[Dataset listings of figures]
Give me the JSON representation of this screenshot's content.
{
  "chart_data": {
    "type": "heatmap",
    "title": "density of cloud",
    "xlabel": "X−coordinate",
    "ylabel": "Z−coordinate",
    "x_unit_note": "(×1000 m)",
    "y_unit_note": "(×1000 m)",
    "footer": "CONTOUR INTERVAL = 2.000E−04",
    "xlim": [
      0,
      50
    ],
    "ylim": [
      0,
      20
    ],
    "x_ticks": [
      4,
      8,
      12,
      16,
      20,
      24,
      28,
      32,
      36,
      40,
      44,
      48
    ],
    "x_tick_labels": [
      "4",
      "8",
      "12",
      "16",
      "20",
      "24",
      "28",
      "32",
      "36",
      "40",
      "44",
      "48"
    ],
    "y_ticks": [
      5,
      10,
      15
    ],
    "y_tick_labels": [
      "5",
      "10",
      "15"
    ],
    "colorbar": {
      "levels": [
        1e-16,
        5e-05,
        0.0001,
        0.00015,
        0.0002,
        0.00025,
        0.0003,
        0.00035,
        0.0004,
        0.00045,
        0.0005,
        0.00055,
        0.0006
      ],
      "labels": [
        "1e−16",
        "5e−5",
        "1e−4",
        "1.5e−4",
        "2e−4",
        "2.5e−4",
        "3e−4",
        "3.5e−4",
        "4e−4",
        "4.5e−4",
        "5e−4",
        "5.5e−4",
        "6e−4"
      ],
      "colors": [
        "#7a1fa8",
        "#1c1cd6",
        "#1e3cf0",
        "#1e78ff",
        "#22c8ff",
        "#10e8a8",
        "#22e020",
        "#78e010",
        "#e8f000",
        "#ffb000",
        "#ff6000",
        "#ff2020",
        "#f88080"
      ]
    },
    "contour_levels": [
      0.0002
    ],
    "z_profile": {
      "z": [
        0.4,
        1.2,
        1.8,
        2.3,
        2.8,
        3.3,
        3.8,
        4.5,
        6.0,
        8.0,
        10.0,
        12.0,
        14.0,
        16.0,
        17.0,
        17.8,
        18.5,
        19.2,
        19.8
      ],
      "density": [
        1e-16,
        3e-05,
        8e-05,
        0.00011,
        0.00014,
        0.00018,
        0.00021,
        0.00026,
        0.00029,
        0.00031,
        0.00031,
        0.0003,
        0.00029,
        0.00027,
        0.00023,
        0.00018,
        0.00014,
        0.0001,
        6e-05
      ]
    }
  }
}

▸ **EXERCISE**: Copy every line of the listing that includes the string "coordinate".

▸ **WRITTEN ANSWER**:
    "xlabel": "X−coordinate",
    "ylabel": "Z−coordinate",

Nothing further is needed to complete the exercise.